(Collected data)
start
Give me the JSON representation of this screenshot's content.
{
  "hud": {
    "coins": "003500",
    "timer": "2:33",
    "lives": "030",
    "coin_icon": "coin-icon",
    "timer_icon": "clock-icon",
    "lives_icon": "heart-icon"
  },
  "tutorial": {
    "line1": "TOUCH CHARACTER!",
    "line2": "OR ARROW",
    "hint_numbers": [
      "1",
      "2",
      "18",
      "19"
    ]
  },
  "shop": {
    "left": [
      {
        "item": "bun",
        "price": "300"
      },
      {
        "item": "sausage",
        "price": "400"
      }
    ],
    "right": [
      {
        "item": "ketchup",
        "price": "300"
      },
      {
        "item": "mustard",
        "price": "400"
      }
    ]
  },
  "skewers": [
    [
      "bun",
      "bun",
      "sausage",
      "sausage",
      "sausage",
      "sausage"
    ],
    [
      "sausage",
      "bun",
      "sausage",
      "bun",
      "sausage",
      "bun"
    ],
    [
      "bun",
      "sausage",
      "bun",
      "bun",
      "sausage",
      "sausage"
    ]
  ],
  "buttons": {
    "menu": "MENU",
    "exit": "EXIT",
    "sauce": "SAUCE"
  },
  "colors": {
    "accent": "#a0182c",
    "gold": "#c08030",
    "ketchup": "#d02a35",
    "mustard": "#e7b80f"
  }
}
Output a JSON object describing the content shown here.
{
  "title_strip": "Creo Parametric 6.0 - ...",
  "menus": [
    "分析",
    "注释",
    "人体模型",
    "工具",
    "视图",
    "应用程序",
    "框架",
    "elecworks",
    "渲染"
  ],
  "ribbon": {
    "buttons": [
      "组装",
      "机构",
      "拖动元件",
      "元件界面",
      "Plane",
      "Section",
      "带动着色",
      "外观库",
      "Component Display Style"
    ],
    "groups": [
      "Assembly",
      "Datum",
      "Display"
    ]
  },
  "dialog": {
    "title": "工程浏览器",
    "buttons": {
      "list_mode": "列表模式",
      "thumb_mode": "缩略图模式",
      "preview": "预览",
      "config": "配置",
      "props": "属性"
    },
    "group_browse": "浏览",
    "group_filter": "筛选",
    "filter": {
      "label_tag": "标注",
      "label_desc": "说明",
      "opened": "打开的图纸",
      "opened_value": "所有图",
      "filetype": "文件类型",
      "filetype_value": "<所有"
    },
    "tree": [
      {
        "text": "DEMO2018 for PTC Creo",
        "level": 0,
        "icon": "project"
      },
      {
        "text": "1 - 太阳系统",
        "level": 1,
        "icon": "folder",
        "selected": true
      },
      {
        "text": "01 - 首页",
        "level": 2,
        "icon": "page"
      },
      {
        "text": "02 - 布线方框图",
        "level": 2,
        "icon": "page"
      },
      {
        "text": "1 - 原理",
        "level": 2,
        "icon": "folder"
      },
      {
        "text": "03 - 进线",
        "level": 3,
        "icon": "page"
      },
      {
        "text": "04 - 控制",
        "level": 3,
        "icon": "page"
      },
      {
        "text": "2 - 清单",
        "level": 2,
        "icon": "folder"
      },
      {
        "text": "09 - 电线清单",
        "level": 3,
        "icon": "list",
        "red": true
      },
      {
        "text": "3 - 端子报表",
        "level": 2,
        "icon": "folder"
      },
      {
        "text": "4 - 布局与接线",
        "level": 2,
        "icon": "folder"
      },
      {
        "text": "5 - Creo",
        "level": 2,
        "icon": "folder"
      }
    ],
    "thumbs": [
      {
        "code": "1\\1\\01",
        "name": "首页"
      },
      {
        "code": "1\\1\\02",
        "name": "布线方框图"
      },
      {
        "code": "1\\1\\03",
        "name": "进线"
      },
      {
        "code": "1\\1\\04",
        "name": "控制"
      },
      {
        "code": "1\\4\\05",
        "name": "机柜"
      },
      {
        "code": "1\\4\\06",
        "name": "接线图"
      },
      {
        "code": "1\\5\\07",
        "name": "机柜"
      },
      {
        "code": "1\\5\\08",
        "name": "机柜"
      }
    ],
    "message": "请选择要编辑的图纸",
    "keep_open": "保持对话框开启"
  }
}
end
TASK DETAILS
Your task is to give the records above again, exactly.

CORRECT RESPONSE
Give me the JSON representation of this screenshot's content.
{
  "hud": {
    "coins": "003500",
    "timer": "2:33",
    "lives": "030",
    "coin_icon": "coin-icon",
    "timer_icon": "clock-icon",
    "lives_icon": "heart-icon"
  },
  "tutorial": {
    "line1": "TOUCH CHARACTER!",
    "line2": "OR ARROW",
    "hint_numbers": [
      "1",
      "2",
      "18",
      "19"
    ]
  },
  "shop": {
    "left": [
      {
        "item": "bun",
        "price": "300"
      },
      {
        "item": "sausage",
        "price": "400"
      }
    ],
    "right": [
      {
        "item": "ketchup",
        "price": "300"
      },
      {
        "item": "mustard",
        "price": "400"
      }
    ]
  },
  "skewers": [
    [
      "bun",
      "bun",
      "sausage",
      "sausage",
      "sausage",
      "sausage"
    ],
    [
      "sausage",
      "bun",
      "sausage",
      "bun",
      "sausage",
      "bun"
    ],
    [
      "bun",
      "sausage",
      "bun",
      "bun",
      "sausage",
      "sausage"
    ]
  ],
  "buttons": {
    "menu": "MENU",
    "exit": "EXIT",
    "sauce": "SAUCE"
  },
  "colors": {
    "accent": "#a0182c",
    "gold": "#c08030",
    "ketchup": "#d02a35",
    "mustard": "#e7b80f"
  }
}
Output a JSON object describing the content shown here.
{
  "title_strip": "Creo Parametric 6.0 - ...",
  "menus": [
    "分析",
    "注释",
    "人体模型",
    "工具",
    "视图",
    "应用程序",
    "框架",
    "elecworks",
    "渲染"
  ],
  "ribbon": {
    "buttons": [
      "组装",
      "机构",
      "拖动元件",
      "元件界面",
      "Plane",
      "Section",
      "带动着色",
      "外观库",
      "Component Display Style"
    ],
    "groups": [
      "Assembly",
      "Datum",
      "Display"
    ]
  },
  "dialog": {
    "title": "工程浏览器",
    "buttons": {
      "list_mode": "列表模式",
      "thumb_mode": "缩略图模式",
      "preview": "预览",
      "config": "配置",
      "props": "属性"
    },
    "group_browse": "浏览",
    "group_filter": "筛选",
    "filter": {
      "label_tag": "标注",
      "label_desc": "说明",
      "opened": "打开的图纸",
      "opened_value": "所有图",
      "filetype": "文件类型",
      "filetype_value": "<所有"
    },
    "tree": [
      {
        "text": "DEMO2018 for PTC Creo",
        "level": 0,
        "icon": "project"
      },
      {
        "text": "1 - 太阳系统",
        "level": 1,
        "icon": "folder",
        "selected": true
      },
      {
        "text": "01 - 首页",
        "level": 2,
        "icon": "page"
      },
      {
        "text": "02 - 布线方框图",
        "level": 2,
        "icon": "page"
      },
      {
        "text": "1 - 原理",
        "level": 2,
        "icon": "folder"
      },
      {
        "text": "03 - 进线",
        "level": 3,
        "icon": "page"
      },
      {
        "text": "04 - 控制",
        "level": 3,
        "icon": "page"
      },
      {
        "text": "2 - 清单",
        "level": 2,
        "icon": "folder"
      },
      {
        "text": "09 - 电线清单",
        "level": 3,
        "icon": "list",
        "red": true
      },
      {
        "text": "3 - 端子报表",
        "level": 2,
        "icon": "folder"
      },
      {
        "text": "4 - 布局与接线",
        "level": 2,
        "icon": "folder"
      },
      {
        "text": "5 - Creo",
        "level": 2,
        "icon": "folder"
      }
    ],
    "thumbs": [
      {
        "code": "1\\1\\01",
        "name": "首页"
      },
      {
        "code": "1\\1\\02",
        "name": "布线方框图"
      },
      {
        "code": "1\\1\\03",
        "name": "进线"
      },
      {
        "code": "1\\1\\04",
        "name": "控制"
      },
      {
        "code": "1\\4\\05",
        "name": "机柜"
      },
      {
        "code": "1\\4\\06",
        "name": "接线图"
      },
      {
        "code": "1\\5\\07",
        "name": "机柜"
      },
      {
        "code": "1\\5\\08",
        "name": "机柜"
      }
    ],
    "message": "请选择要编辑的图纸",
    "keep_open": "保持对话框开启"
  }
}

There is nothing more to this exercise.